====== Provided material

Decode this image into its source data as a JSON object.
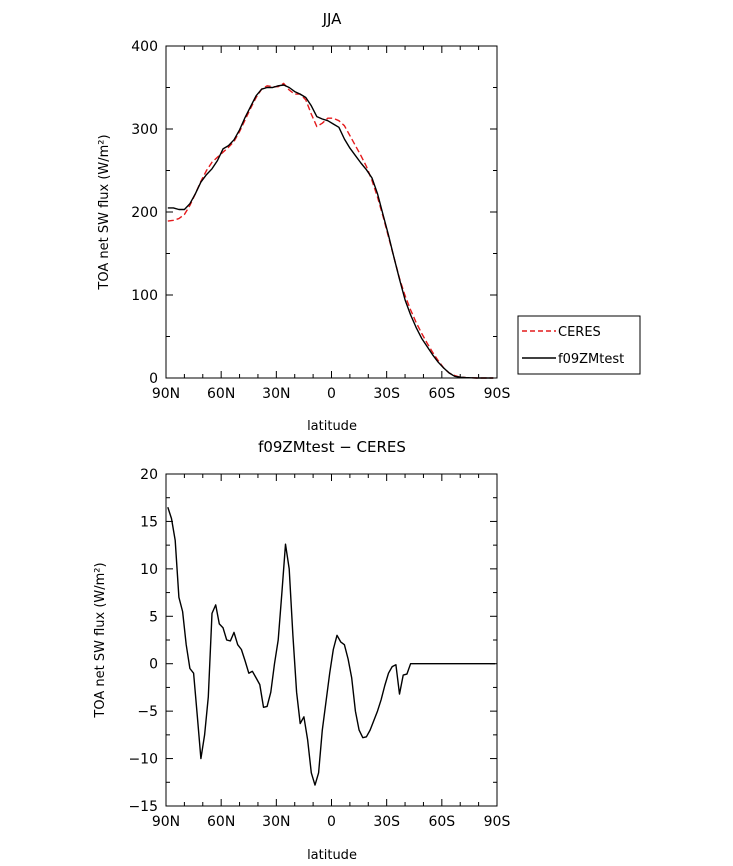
{
  "chart_data": [
    {
      "type": "line",
      "title": "JJA",
      "xlabel": "latitude",
      "ylabel": "TOA net SW flux (W/m²)",
      "xlim": [
        90,
        -90
      ],
      "ylim": [
        0,
        400
      ],
      "xticks": [
        90,
        60,
        30,
        0,
        -30,
        -60,
        -90
      ],
      "xtick_labels": [
        "90N",
        "60N",
        "30N",
        "0",
        "30S",
        "60S",
        "90S"
      ],
      "yticks": [
        0,
        100,
        200,
        300,
        400
      ],
      "ytick_labels": [
        "0",
        "100",
        "200",
        "300",
        "400"
      ],
      "legend": {
        "placement": "right"
      },
      "series": [
        {
          "name": "CERES",
          "color": "#e41a1c",
          "style": "dashed",
          "x": [
            89,
            86,
            83,
            80,
            77,
            74,
            71,
            68,
            65,
            62,
            59,
            56,
            53,
            50,
            47,
            44,
            41,
            38,
            35,
            32,
            29,
            26,
            23,
            20,
            17,
            14,
            11,
            8,
            5,
            2,
            -1,
            -4,
            -7,
            -10,
            -13,
            -16,
            -19,
            -22,
            -25,
            -28,
            -31,
            -34,
            -37,
            -40,
            -43,
            -46,
            -49,
            -52,
            -55,
            -58,
            -61,
            -64,
            -67,
            -70,
            -73,
            -76,
            -79,
            -82,
            -85,
            -88
          ],
          "values": [
            189,
            190,
            192,
            197,
            208,
            222,
            237,
            250,
            260,
            266,
            272,
            278,
            285,
            297,
            311,
            325,
            338,
            348,
            352,
            351,
            351,
            355,
            347,
            342,
            342,
            335,
            318,
            303,
            307,
            313,
            313,
            310,
            304,
            292,
            280,
            268,
            255,
            238,
            218,
            195,
            170,
            145,
            120,
            99,
            82,
            67,
            54,
            42,
            31,
            21,
            12,
            6,
            3,
            1,
            0.5,
            0.2,
            0,
            0,
            0,
            0
          ]
        },
        {
          "name": "f09ZMtest",
          "color": "#000000",
          "style": "solid",
          "x": [
            89,
            86,
            83,
            80,
            77,
            74,
            71,
            68,
            65,
            62,
            59,
            56,
            53,
            50,
            47,
            44,
            41,
            38,
            35,
            32,
            29,
            26,
            23,
            20,
            17,
            14,
            11,
            8,
            5,
            2,
            -1,
            -4,
            -7,
            -10,
            -13,
            -16,
            -19,
            -22,
            -25,
            -28,
            -31,
            -34,
            -37,
            -40,
            -43,
            -46,
            -49,
            -52,
            -55,
            -58,
            -61,
            -64,
            -67,
            -70,
            -73,
            -76,
            -79,
            -82,
            -85,
            -88
          ],
          "values": [
            205,
            205,
            203,
            203,
            210,
            222,
            236,
            245,
            252,
            262,
            276,
            280,
            287,
            299,
            314,
            327,
            340,
            348,
            350,
            350,
            352,
            353,
            350,
            345,
            342,
            338,
            328,
            315,
            312,
            310,
            306,
            302,
            288,
            277,
            268,
            259,
            251,
            241,
            222,
            197,
            172,
            145,
            119,
            94,
            76,
            61,
            48,
            38,
            28,
            19,
            12,
            6,
            2,
            1,
            0.5,
            0.2,
            0,
            0,
            0,
            0
          ]
        }
      ]
    },
    {
      "type": "line",
      "title": "f09ZMtest − CERES",
      "xlabel": "latitude",
      "ylabel": "TOA net SW flux (W/m²)",
      "xlim": [
        90,
        -90
      ],
      "ylim": [
        -15,
        20
      ],
      "xticks": [
        90,
        60,
        30,
        0,
        -30,
        -60,
        -90
      ],
      "xtick_labels": [
        "90N",
        "60N",
        "30N",
        "0",
        "30S",
        "60S",
        "90S"
      ],
      "yticks": [
        -15,
        -10,
        -5,
        0,
        5,
        10,
        15,
        20
      ],
      "ytick_labels": [
        "−15",
        "−10",
        "−5",
        "0",
        "5",
        "10",
        "15",
        "20"
      ],
      "series": [
        {
          "color": "#000000",
          "style": "solid",
          "x": [
            89,
            87,
            85,
            83,
            81,
            79,
            77,
            75,
            73,
            71,
            69,
            67,
            65,
            63,
            61,
            59,
            57,
            55,
            53,
            51,
            49,
            47,
            45,
            43,
            41,
            39,
            37,
            35,
            33,
            31,
            29,
            27,
            25,
            23,
            21,
            19,
            17,
            15,
            13,
            11,
            9,
            7,
            5,
            3,
            1,
            -1,
            -3,
            -5,
            -7,
            -9,
            -11,
            -13,
            -15,
            -17,
            -19,
            -21,
            -23,
            -25,
            -27,
            -29,
            -31,
            -33,
            -35,
            -37,
            -39,
            -41,
            -43,
            -45,
            -47,
            -49,
            -51,
            -53,
            -55,
            -57,
            -59,
            -61,
            -63,
            -65,
            -67,
            -69,
            -71,
            -73,
            -75,
            -77,
            -79,
            -81,
            -83,
            -85,
            -87,
            -89
          ],
          "values": [
            16.5,
            15.3,
            13,
            7,
            5.5,
            2,
            -0.5,
            -1,
            -5.5,
            -10,
            -7.5,
            -3.5,
            5.3,
            6.2,
            4.2,
            3.8,
            2.5,
            2.4,
            3.3,
            2,
            1.5,
            0.3,
            -1,
            -0.8,
            -1.5,
            -2.2,
            -4.6,
            -4.5,
            -3,
            0,
            2.5,
            7.5,
            12.6,
            10,
            3,
            -3,
            -6.3,
            -5.6,
            -8,
            -11.5,
            -12.8,
            -11.5,
            -7,
            -4,
            -1,
            1.5,
            3,
            2.3,
            2,
            0.5,
            -1.5,
            -5,
            -7,
            -7.8,
            -7.7,
            -7,
            -6,
            -5,
            -3.8,
            -2.3,
            -1,
            -0.3,
            -0.1,
            -3.2,
            -1.2,
            -1.1,
            0,
            0,
            0,
            0,
            0,
            0,
            0,
            0,
            0,
            0,
            0,
            0,
            0,
            0,
            0,
            0,
            0,
            0,
            0,
            0,
            0,
            0,
            0,
            0
          ]
        }
      ]
    }
  ]
}
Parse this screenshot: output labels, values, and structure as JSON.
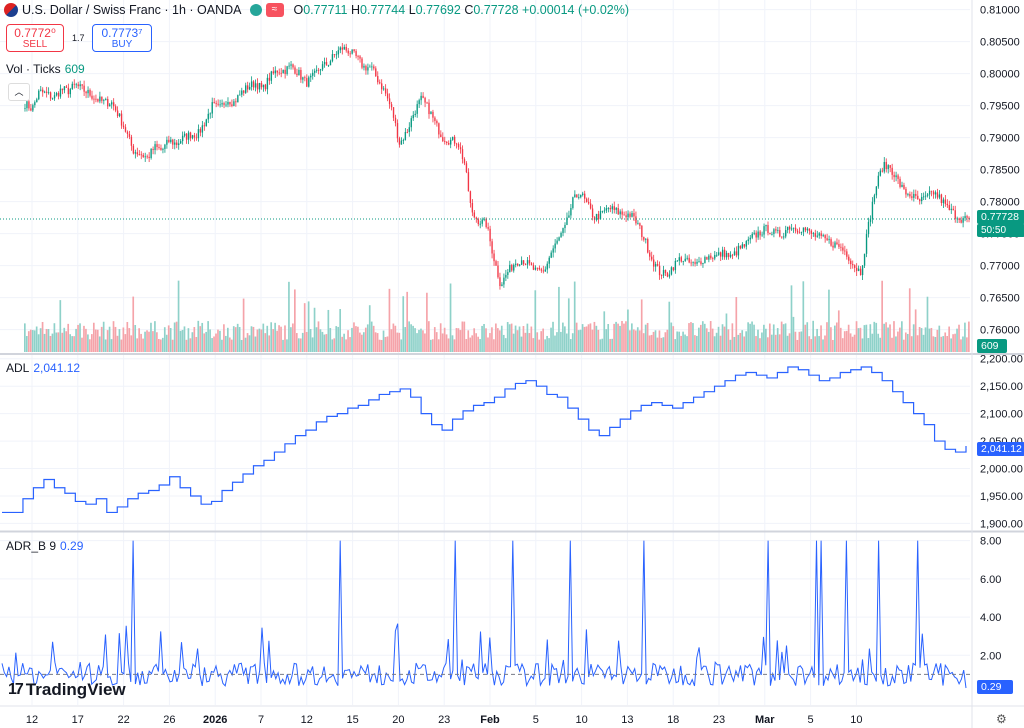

============

Written exercise: Without the pictures, return all the records precisely as they stand.

Right answer:
Decode this image into its source data as a JSON object.
{
  "chart_data": [
    {
      "type": "line",
      "title": "JJA",
      "xlabel": "latitude",
      "ylabel": "TOA net SW flux (W/m²)",
      "xlim": [
        90,
        -90
      ],
      "ylim": [
        0,
        400
      ],
      "xticks": [
        90,
        60,
        30,
        0,
        -30,
        -60,
        -90
      ],
      "xtick_labels": [
        "90N",
        "60N",
        "30N",
        "0",
        "30S",
        "60S",
        "90S"
      ],
      "yticks": [
        0,
        100,
        200,
        300,
        400
      ],
      "ytick_labels": [
        "0",
        "100",
        "200",
        "300",
        "400"
      ],
      "legend": {
        "placement": "right"
      },
      "series": [
        {
          "name": "CERES",
          "color": "#e41a1c",
          "style": "dashed",
          "x": [
            89,
            86,
            83,
            80,
            77,
            74,
            71,
            68,
            65,
            62,
            59,
            56,
            53,
            50,
            47,
            44,
            41,
            38,
            35,
            32,
            29,
            26,
            23,
            20,
            17,
            14,
            11,
            8,
            5,
            2,
            -1,
            -4,
            -7,
            -10,
            -13,
            -16,
            -19,
            -22,
            -25,
            -28,
            -31,
            -34,
            -37,
            -40,
            -43,
            -46,
            -49,
            -52,
            -55,
            -58,
            -61,
            -64,
            -67,
            -70,
            -73,
            -76,
            -79,
            -82,
            -85,
            -88
          ],
          "values": [
            189,
            190,
            192,
            197,
            208,
            222,
            237,
            250,
            260,
            266,
            272,
            278,
            285,
            297,
            311,
            325,
            338,
            348,
            352,
            351,
            351,
            355,
            347,
            342,
            342,
            335,
            318,
            303,
            307,
            313,
            313,
            310,
            304,
            292,
            280,
            268,
            255,
            238,
            218,
            195,
            170,
            145,
            120,
            99,
            82,
            67,
            54,
            42,
            31,
            21,
            12,
            6,
            3,
            1,
            0.5,
            0.2,
            0,
            0,
            0,
            0
          ]
        },
        {
          "name": "f09ZMtest",
          "color": "#000000",
          "style": "solid",
          "x": [
            89,
            86,
            83,
            80,
            77,
            74,
            71,
            68,
            65,
            62,
            59,
            56,
            53,
            50,
            47,
            44,
            41,
            38,
            35,
            32,
            29,
            26,
            23,
            20,
            17,
            14,
            11,
            8,
            5,
            2,
            -1,
            -4,
            -7,
            -10,
            -13,
            -16,
            -19,
            -22,
            -25,
            -28,
            -31,
            -34,
            -37,
            -40,
            -43,
            -46,
            -49,
            -52,
            -55,
            -58,
            -61,
            -64,
            -67,
            -70,
            -73,
            -76,
            -79,
            -82,
            -85,
            -88
          ],
          "values": [
            205,
            205,
            203,
            203,
            210,
            222,
            236,
            245,
            252,
            262,
            276,
            280,
            287,
            299,
            314,
            327,
            340,
            348,
            350,
            350,
            352,
            353,
            350,
            345,
            342,
            338,
            328,
            315,
            312,
            310,
            306,
            302,
            288,
            277,
            268,
            259,
            251,
            241,
            222,
            197,
            172,
            145,
            119,
            94,
            76,
            61,
            48,
            38,
            28,
            19,
            12,
            6,
            2,
            1,
            0.5,
            0.2,
            0,
            0,
            0,
            0
          ]
        }
      ]
    },
    {
      "type": "line",
      "title": "f09ZMtest − CERES",
      "xlabel": "latitude",
      "ylabel": "TOA net SW flux (W/m²)",
      "xlim": [
        90,
        -90
      ],
      "ylim": [
        -15,
        20
      ],
      "xticks": [
        90,
        60,
        30,
        0,
        -30,
        -60,
        -90
      ],
      "xtick_labels": [
        "90N",
        "60N",
        "30N",
        "0",
        "30S",
        "60S",
        "90S"
      ],
      "yticks": [
        -15,
        -10,
        -5,
        0,
        5,
        10,
        15,
        20
      ],
      "ytick_labels": [
        "−15",
        "−10",
        "−5",
        "0",
        "5",
        "10",
        "15",
        "20"
      ],
      "series": [
        {
          "color": "#000000",
          "style": "solid",
          "x": [
            89,
            87,
            85,
            83,
            81,
            79,
            77,
            75,
            73,
            71,
            69,
            67,
            65,
            63,
            61,
            59,
            57,
            55,
            53,
            51,
            49,
            47,
            45,
            43,
            41,
            39,
            37,
            35,
            33,
            31,
            29,
            27,
            25,
            23,
            21,
            19,
            17,
            15,
            13,
            11,
            9,
            7,
            5,
            3,
            1,
            -1,
            -3,
            -5,
            -7,
            -9,
            -11,
            -13,
            -15,
            -17,
            -19,
            -21,
            -23,
            -25,
            -27,
            -29,
            -31,
            -33,
            -35,
            -37,
            -39,
            -41,
            -43,
            -45,
            -47,
            -49,
            -51,
            -53,
            -55,
            -57,
            -59,
            -61,
            -63,
            -65,
            -67,
            -69,
            -71,
            -73,
            -75,
            -77,
            -79,
            -81,
            -83,
            -85,
            -87,
            -89
          ],
          "values": [
            16.5,
            15.3,
            13,
            7,
            5.5,
            2,
            -0.5,
            -1,
            -5.5,
            -10,
            -7.5,
            -3.5,
            5.3,
            6.2,
            4.2,
            3.8,
            2.5,
            2.4,
            3.3,
            2,
            1.5,
            0.3,
            -1,
            -0.8,
            -1.5,
            -2.2,
            -4.6,
            -4.5,
            -3,
            0,
            2.5,
            7.5,
            12.6,
            10,
            3,
            -3,
            -6.3,
            -5.6,
            -8,
            -11.5,
            -12.8,
            -11.5,
            -7,
            -4,
            -1,
            1.5,
            3,
            2.3,
            2,
            0.5,
            -1.5,
            -5,
            -7,
            -7.8,
            -7.7,
            -7,
            -6,
            -5,
            -3.8,
            -2.3,
            -1,
            -0.3,
            -0.1,
            -3.2,
            -1.2,
            -1.1,
            0,
            0,
            0,
            0,
            0,
            0,
            0,
            0,
            0,
            0,
            0,
            0,
            0,
            0,
            0,
            0,
            0,
            0,
            0,
            0,
            0,
            0,
            0,
            0
          ]
        }
      ]
    }
  ]
}
Parse this screenshot: output labels, values, and structure as JSON.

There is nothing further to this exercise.